Using the entries that follow, state how many lines contain the word "sumber". The response is that number and nothing more.

----

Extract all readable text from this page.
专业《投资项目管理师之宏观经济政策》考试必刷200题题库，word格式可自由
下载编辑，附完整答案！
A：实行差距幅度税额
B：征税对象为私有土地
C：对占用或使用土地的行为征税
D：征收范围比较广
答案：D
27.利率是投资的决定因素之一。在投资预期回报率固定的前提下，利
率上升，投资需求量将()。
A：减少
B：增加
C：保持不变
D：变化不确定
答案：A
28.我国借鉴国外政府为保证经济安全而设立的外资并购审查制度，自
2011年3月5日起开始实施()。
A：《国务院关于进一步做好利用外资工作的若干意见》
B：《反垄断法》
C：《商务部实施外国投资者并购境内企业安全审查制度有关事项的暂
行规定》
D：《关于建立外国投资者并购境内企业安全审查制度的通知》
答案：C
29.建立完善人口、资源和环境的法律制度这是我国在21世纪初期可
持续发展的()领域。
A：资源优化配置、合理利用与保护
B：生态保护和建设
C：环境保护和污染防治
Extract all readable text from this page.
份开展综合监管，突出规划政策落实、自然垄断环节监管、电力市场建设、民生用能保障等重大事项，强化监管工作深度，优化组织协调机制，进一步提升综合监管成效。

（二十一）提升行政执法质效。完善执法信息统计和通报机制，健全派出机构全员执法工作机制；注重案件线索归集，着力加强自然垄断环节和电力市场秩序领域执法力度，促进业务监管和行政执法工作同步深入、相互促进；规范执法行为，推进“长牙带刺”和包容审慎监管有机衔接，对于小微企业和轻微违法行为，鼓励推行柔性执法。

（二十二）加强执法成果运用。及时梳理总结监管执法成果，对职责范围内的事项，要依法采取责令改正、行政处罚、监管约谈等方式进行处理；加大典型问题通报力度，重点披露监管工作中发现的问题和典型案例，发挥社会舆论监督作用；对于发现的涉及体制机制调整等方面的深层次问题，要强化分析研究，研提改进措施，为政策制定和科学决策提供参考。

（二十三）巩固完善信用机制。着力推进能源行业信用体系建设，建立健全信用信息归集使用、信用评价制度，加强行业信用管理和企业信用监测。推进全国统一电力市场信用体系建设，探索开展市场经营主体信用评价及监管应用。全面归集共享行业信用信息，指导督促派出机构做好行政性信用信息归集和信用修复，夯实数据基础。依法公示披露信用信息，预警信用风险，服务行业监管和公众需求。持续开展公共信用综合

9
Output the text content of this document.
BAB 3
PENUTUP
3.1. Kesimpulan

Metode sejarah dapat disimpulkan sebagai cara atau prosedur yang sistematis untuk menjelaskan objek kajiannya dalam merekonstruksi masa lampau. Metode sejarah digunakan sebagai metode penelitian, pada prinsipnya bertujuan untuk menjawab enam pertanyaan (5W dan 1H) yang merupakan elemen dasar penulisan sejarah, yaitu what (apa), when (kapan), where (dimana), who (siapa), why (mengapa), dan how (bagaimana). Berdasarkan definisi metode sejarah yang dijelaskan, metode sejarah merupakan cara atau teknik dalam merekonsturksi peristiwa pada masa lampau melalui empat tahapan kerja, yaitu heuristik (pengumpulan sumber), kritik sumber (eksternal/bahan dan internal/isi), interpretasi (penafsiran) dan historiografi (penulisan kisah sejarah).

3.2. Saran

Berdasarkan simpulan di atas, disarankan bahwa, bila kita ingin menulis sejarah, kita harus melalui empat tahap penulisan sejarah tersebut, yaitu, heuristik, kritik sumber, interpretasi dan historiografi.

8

----

_REPLY_
2